Stored data:

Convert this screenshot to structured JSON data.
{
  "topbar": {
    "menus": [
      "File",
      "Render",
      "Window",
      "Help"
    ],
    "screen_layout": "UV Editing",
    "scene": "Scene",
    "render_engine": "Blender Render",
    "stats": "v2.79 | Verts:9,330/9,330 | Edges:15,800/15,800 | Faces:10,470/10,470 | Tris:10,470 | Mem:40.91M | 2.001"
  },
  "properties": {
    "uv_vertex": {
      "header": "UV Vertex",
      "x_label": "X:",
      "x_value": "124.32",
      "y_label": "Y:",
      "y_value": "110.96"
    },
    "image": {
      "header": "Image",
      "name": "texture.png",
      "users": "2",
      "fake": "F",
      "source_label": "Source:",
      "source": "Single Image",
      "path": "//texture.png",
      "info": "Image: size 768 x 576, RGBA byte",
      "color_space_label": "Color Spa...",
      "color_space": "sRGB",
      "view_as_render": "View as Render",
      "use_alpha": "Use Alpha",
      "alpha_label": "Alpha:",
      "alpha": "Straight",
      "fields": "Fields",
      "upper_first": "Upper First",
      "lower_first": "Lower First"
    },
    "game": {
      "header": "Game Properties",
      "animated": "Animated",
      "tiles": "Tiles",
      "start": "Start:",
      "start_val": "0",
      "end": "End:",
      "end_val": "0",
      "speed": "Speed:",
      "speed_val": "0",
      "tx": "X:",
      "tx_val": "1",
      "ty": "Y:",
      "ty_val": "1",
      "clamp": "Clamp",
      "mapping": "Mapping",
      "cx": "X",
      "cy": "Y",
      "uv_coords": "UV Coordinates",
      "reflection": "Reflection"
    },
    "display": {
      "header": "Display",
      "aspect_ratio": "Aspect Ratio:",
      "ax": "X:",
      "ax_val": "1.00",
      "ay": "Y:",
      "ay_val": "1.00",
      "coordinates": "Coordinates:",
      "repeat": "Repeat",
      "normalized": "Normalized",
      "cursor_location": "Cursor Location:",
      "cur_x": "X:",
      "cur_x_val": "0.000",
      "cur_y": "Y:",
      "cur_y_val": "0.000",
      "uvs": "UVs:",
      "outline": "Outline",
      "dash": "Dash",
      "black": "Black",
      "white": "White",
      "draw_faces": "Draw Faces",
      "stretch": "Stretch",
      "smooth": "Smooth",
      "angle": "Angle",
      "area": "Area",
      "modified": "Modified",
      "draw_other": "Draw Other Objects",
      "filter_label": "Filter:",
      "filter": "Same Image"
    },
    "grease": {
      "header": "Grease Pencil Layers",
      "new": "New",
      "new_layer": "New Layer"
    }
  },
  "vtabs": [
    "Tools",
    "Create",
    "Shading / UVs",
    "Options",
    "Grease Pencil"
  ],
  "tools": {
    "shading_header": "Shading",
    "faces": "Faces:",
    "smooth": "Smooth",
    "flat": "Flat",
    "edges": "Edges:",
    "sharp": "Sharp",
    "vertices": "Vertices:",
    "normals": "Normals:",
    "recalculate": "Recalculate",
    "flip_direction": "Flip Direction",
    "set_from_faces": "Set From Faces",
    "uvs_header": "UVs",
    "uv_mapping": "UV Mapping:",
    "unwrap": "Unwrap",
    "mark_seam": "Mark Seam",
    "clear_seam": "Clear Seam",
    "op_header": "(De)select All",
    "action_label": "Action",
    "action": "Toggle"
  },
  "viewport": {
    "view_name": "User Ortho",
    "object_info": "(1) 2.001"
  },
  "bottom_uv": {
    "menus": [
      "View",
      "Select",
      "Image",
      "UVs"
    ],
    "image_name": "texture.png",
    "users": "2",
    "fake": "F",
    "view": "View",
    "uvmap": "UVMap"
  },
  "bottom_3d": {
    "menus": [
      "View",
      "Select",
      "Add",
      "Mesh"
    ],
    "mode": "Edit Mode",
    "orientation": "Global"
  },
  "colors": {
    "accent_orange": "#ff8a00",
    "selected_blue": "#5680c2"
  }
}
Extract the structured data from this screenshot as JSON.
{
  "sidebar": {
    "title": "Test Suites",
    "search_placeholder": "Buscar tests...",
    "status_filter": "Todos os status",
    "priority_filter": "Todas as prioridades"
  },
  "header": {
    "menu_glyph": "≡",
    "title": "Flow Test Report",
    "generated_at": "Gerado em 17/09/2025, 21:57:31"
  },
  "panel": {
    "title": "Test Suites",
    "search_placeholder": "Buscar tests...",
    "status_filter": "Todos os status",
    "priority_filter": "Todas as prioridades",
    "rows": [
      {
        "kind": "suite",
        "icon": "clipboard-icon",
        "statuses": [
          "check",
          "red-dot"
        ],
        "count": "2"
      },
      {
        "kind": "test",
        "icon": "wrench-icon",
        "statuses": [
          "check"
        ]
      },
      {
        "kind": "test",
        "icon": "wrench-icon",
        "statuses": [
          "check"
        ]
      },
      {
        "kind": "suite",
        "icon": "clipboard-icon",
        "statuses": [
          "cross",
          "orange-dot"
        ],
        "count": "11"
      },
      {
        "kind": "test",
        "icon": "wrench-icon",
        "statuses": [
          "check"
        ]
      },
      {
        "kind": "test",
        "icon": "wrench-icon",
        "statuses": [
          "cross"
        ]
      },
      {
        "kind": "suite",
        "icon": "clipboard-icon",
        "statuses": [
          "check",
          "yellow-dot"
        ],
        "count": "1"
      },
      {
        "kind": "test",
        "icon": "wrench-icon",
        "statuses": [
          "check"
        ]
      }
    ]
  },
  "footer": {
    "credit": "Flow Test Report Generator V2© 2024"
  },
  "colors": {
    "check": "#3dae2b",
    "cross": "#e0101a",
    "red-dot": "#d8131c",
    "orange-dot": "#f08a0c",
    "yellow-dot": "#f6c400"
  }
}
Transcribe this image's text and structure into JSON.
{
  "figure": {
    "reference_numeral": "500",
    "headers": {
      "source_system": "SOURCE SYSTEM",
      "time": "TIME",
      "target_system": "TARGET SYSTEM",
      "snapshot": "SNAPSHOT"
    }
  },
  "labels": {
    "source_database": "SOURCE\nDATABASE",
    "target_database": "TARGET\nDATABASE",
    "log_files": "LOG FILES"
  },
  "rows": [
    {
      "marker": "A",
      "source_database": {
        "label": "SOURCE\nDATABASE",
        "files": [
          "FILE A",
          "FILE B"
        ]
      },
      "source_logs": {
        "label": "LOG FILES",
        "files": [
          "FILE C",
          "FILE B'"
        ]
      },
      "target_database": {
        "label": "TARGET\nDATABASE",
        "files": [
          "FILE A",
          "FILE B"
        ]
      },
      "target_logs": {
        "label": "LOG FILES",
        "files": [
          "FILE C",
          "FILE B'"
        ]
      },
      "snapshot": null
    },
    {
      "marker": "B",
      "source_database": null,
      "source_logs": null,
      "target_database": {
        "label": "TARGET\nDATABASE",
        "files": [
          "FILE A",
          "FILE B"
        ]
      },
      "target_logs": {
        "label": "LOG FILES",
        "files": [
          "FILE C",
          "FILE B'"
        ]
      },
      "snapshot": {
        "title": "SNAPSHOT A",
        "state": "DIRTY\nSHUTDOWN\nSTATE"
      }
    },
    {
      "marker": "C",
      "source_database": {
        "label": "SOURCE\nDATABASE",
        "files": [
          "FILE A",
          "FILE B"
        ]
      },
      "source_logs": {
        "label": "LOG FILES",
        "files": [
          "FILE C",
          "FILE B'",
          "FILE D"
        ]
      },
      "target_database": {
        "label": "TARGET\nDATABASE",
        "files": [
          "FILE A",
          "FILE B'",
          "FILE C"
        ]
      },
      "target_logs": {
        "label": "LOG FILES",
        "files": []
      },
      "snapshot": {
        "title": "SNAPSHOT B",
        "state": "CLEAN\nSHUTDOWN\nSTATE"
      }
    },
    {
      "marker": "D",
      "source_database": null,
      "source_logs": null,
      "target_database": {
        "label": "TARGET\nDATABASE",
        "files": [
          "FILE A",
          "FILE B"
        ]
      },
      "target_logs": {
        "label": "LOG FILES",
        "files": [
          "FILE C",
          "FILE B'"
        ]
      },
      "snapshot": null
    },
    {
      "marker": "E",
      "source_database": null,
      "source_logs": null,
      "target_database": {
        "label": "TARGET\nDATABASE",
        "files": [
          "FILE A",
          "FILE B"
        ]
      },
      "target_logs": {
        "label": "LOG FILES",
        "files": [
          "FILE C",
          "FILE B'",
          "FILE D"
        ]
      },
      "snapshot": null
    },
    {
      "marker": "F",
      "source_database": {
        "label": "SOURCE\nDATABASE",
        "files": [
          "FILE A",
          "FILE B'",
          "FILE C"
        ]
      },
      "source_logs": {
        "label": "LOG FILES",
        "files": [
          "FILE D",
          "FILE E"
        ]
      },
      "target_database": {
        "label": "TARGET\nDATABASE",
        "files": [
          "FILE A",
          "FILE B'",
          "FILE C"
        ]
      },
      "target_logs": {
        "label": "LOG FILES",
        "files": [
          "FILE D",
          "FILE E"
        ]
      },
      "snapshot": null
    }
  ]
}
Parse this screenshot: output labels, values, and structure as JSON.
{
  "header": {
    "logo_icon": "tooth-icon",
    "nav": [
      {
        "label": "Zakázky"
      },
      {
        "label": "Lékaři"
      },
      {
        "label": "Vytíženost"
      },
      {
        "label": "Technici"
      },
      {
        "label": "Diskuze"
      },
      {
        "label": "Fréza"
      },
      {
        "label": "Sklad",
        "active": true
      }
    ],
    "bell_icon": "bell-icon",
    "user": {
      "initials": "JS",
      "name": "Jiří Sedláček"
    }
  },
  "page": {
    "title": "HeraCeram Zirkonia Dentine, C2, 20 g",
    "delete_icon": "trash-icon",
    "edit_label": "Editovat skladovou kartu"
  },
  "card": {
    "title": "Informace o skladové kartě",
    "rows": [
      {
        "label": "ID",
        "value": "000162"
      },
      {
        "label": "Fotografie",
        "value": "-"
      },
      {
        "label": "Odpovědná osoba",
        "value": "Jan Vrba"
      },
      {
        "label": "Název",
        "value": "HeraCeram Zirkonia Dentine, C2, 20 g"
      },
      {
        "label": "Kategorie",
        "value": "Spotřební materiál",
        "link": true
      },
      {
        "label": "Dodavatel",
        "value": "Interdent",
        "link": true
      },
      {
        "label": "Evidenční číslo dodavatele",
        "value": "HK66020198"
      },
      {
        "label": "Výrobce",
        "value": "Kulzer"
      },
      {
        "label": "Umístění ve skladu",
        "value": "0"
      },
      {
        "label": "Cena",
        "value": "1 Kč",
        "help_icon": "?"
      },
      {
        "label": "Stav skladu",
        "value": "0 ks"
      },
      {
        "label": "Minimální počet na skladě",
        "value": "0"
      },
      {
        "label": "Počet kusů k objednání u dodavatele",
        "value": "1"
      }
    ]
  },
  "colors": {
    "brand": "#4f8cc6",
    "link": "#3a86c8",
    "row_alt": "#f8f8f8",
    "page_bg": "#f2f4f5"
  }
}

**Task goal:** Gather every line from the entries above where the word "JSON" appears, and copy them.

**Solution for this task:**
Convert this screenshot to structured JSON data.
Extract the structured data from this screenshot as JSON.
Transcribe this image's text and structure into JSON.
Parse this screenshot: output labels, values, and structure as JSON.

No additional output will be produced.